### Activity
Give the data again exactly, without images.

### Entries provided

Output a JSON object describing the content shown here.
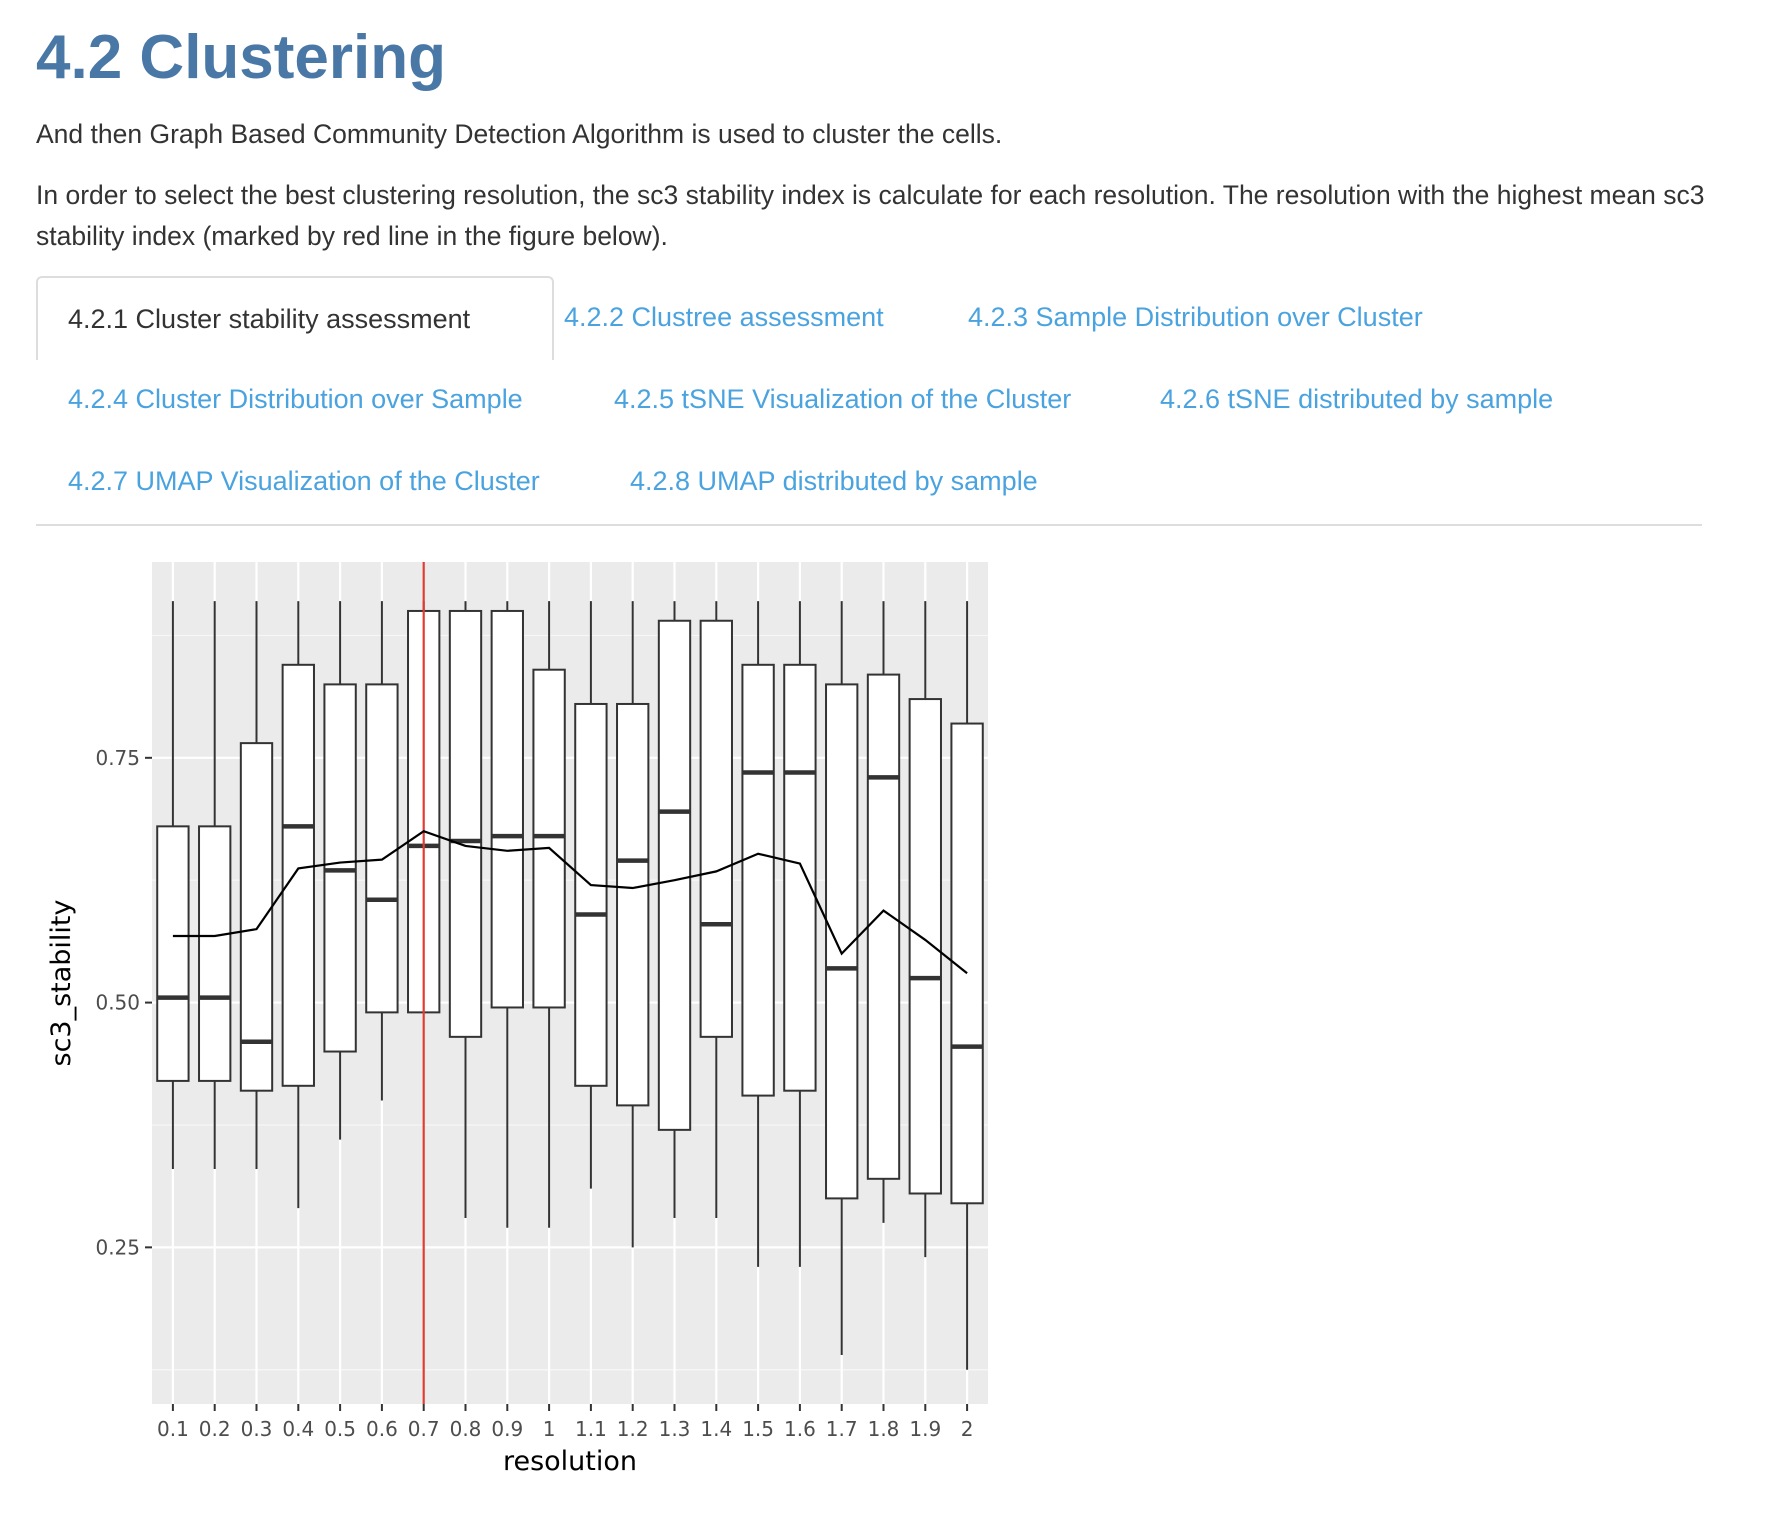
{
  "section": {
    "title": "4.2 Clustering",
    "para1": "And then Graph Based Community Detection Algorithm is used to cluster the cells.",
    "para2": "In order to select the best clustering resolution, the sc3 stability index is calculate for each resolution. The resolution with the highest mean sc3 stability index (marked by red line in the figure below)."
  },
  "tabs": [
    {
      "label": "4.2.1 Cluster stability assessment",
      "active": true
    },
    {
      "label": "4.2.2 Clustree assessment",
      "active": false
    },
    {
      "label": "4.2.3 Sample Distribution over Cluster",
      "active": false
    },
    {
      "label": "4.2.4 Cluster Distribution over Sample",
      "active": false
    },
    {
      "label": "4.2.5 tSNE Visualization of the Cluster",
      "active": false
    },
    {
      "label": "4.2.6 tSNE distributed by sample",
      "active": false
    },
    {
      "label": "4.2.7 UMAP Visualization of the Cluster",
      "active": false
    },
    {
      "label": "4.2.8 UMAP distributed by sample",
      "active": false
    }
  ],
  "chart_data": {
    "type": "box",
    "xlabel": "resolution",
    "ylabel": "sc3_stability",
    "ylim": [
      0.09,
      0.95
    ],
    "yticks": [
      0.25,
      0.5,
      0.75
    ],
    "ytick_labels": [
      "0.25",
      "0.50",
      "0.75"
    ],
    "grid": true,
    "background_color": "#ebebeb",
    "highlight_resolution": "0.7",
    "highlight_color": "#e03c31",
    "categories": [
      "0.1",
      "0.2",
      "0.3",
      "0.4",
      "0.5",
      "0.6",
      "0.7",
      "0.8",
      "0.9",
      "1",
      "1.1",
      "1.2",
      "1.3",
      "1.4",
      "1.5",
      "1.6",
      "1.7",
      "1.8",
      "1.9",
      "2"
    ],
    "boxes": [
      {
        "lower": 0.33,
        "q1": 0.42,
        "median": 0.505,
        "q3": 0.68,
        "upper": 0.91
      },
      {
        "lower": 0.33,
        "q1": 0.42,
        "median": 0.505,
        "q3": 0.68,
        "upper": 0.91
      },
      {
        "lower": 0.33,
        "q1": 0.41,
        "median": 0.46,
        "q3": 0.765,
        "upper": 0.91
      },
      {
        "lower": 0.29,
        "q1": 0.415,
        "median": 0.68,
        "q3": 0.845,
        "upper": 0.91
      },
      {
        "lower": 0.36,
        "q1": 0.45,
        "median": 0.635,
        "q3": 0.825,
        "upper": 0.91
      },
      {
        "lower": 0.4,
        "q1": 0.49,
        "median": 0.605,
        "q3": 0.825,
        "upper": 0.91
      },
      {
        "lower": 0.49,
        "q1": 0.49,
        "median": 0.66,
        "q3": 0.9,
        "upper": 0.91
      },
      {
        "lower": 0.28,
        "q1": 0.465,
        "median": 0.665,
        "q3": 0.9,
        "upper": 0.91
      },
      {
        "lower": 0.27,
        "q1": 0.495,
        "median": 0.67,
        "q3": 0.9,
        "upper": 0.91
      },
      {
        "lower": 0.27,
        "q1": 0.495,
        "median": 0.67,
        "q3": 0.84,
        "upper": 0.91
      },
      {
        "lower": 0.31,
        "q1": 0.415,
        "median": 0.59,
        "q3": 0.805,
        "upper": 0.91
      },
      {
        "lower": 0.25,
        "q1": 0.395,
        "median": 0.645,
        "q3": 0.805,
        "upper": 0.91
      },
      {
        "lower": 0.28,
        "q1": 0.37,
        "median": 0.695,
        "q3": 0.89,
        "upper": 0.91
      },
      {
        "lower": 0.28,
        "q1": 0.465,
        "median": 0.58,
        "q3": 0.89,
        "upper": 0.91
      },
      {
        "lower": 0.23,
        "q1": 0.405,
        "median": 0.735,
        "q3": 0.845,
        "upper": 0.91
      },
      {
        "lower": 0.23,
        "q1": 0.41,
        "median": 0.735,
        "q3": 0.845,
        "upper": 0.91
      },
      {
        "lower": 0.14,
        "q1": 0.3,
        "median": 0.535,
        "q3": 0.825,
        "upper": 0.91
      },
      {
        "lower": 0.275,
        "q1": 0.32,
        "median": 0.73,
        "q3": 0.835,
        "upper": 0.91
      },
      {
        "lower": 0.24,
        "q1": 0.305,
        "median": 0.525,
        "q3": 0.81,
        "upper": 0.91
      },
      {
        "lower": 0.125,
        "q1": 0.295,
        "median": 0.455,
        "q3": 0.785,
        "upper": 0.91
      }
    ],
    "mean_line": [
      0.568,
      0.568,
      0.575,
      0.637,
      0.643,
      0.646,
      0.675,
      0.66,
      0.655,
      0.658,
      0.62,
      0.617,
      0.625,
      0.634,
      0.652,
      0.642,
      0.55,
      0.594,
      0.564,
      0.53
    ]
  }
}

### Task solution
Output a JSON object describing the content shown here.
{
  "section": {
    "title": "4.2 Clustering",
    "para1": "And then Graph Based Community Detection Algorithm is used to cluster the cells.",
    "para2": "In order to select the best clustering resolution, the sc3 stability index is calculate for each resolution. The resolution with the highest mean sc3 stability index (marked by red line in the figure below)."
  },
  "tabs": [
    {
      "label": "4.2.1 Cluster stability assessment",
      "active": true
    },
    {
      "label": "4.2.2 Clustree assessment",
      "active": false
    },
    {
      "label": "4.2.3 Sample Distribution over Cluster",
      "active": false
    },
    {
      "label": "4.2.4 Cluster Distribution over Sample",
      "active": false
    },
    {
      "label": "4.2.5 tSNE Visualization of the Cluster",
      "active": false
    },
    {
      "label": "4.2.6 tSNE distributed by sample",
      "active": false
    },
    {
      "label": "4.2.7 UMAP Visualization of the Cluster",
      "active": false
    },
    {
      "label": "4.2.8 UMAP distributed by sample",
      "active": false
    }
  ],
  "chart_data": {
    "type": "box",
    "xlabel": "resolution",
    "ylabel": "sc3_stability",
    "ylim": [
      0.09,
      0.95
    ],
    "yticks": [
      0.25,
      0.5,
      0.75
    ],
    "ytick_labels": [
      "0.25",
      "0.50",
      "0.75"
    ],
    "grid": true,
    "background_color": "#ebebeb",
    "highlight_resolution": "0.7",
    "highlight_color": "#e03c31",
    "categories": [
      "0.1",
      "0.2",
      "0.3",
      "0.4",
      "0.5",
      "0.6",
      "0.7",
      "0.8",
      "0.9",
      "1",
      "1.1",
      "1.2",
      "1.3",
      "1.4",
      "1.5",
      "1.6",
      "1.7",
      "1.8",
      "1.9",
      "2"
    ],
    "boxes": [
      {
        "lower": 0.33,
        "q1": 0.42,
        "median": 0.505,
        "q3": 0.68,
        "upper": 0.91
      },
      {
        "lower": 0.33,
        "q1": 0.42,
        "median": 0.505,
        "q3": 0.68,
        "upper": 0.91
      },
      {
        "lower": 0.33,
        "q1": 0.41,
        "median": 0.46,
        "q3": 0.765,
        "upper": 0.91
      },
      {
        "lower": 0.29,
        "q1": 0.415,
        "median": 0.68,
        "q3": 0.845,
        "upper": 0.91
      },
      {
        "lower": 0.36,
        "q1": 0.45,
        "median": 0.635,
        "q3": 0.825,
        "upper": 0.91
      },
      {
        "lower": 0.4,
        "q1": 0.49,
        "median": 0.605,
        "q3": 0.825,
        "upper": 0.91
      },
      {
        "lower": 0.49,
        "q1": 0.49,
        "median": 0.66,
        "q3": 0.9,
        "upper": 0.91
      },
      {
        "lower": 0.28,
        "q1": 0.465,
        "median": 0.665,
        "q3": 0.9,
        "upper": 0.91
      },
      {
        "lower": 0.27,
        "q1": 0.495,
        "median": 0.67,
        "q3": 0.9,
        "upper": 0.91
      },
      {
        "lower": 0.27,
        "q1": 0.495,
        "median": 0.67,
        "q3": 0.84,
        "upper": 0.91
      },
      {
        "lower": 0.31,
        "q1": 0.415,
        "median": 0.59,
        "q3": 0.805,
        "upper": 0.91
      },
      {
        "lower": 0.25,
        "q1": 0.395,
        "median": 0.645,
        "q3": 0.805,
        "upper": 0.91
      },
      {
        "lower": 0.28,
        "q1": 0.37,
        "median": 0.695,
        "q3": 0.89,
        "upper": 0.91
      },
      {
        "lower": 0.28,
        "q1": 0.465,
        "median": 0.58,
        "q3": 0.89,
        "upper": 0.91
      },
      {
        "lower": 0.23,
        "q1": 0.405,
        "median": 0.735,
        "q3": 0.845,
        "upper": 0.91
      },
      {
        "lower": 0.23,
        "q1": 0.41,
        "median": 0.735,
        "q3": 0.845,
        "upper": 0.91
      },
      {
        "lower": 0.14,
        "q1": 0.3,
        "median": 0.535,
        "q3": 0.825,
        "upper": 0.91
      },
      {
        "lower": 0.275,
        "q1": 0.32,
        "median": 0.73,
        "q3": 0.835,
        "upper": 0.91
      },
      {
        "lower": 0.24,
        "q1": 0.305,
        "median": 0.525,
        "q3": 0.81,
        "upper": 0.91
      },
      {
        "lower": 0.125,
        "q1": 0.295,
        "median": 0.455,
        "q3": 0.785,
        "upper": 0.91
      }
    ],
    "mean_line": [
      0.568,
      0.568,
      0.575,
      0.637,
      0.643,
      0.646,
      0.675,
      0.66,
      0.655,
      0.658,
      0.62,
      0.617,
      0.625,
      0.634,
      0.652,
      0.642,
      0.55,
      0.594,
      0.564,
      0.53
    ]
  }
}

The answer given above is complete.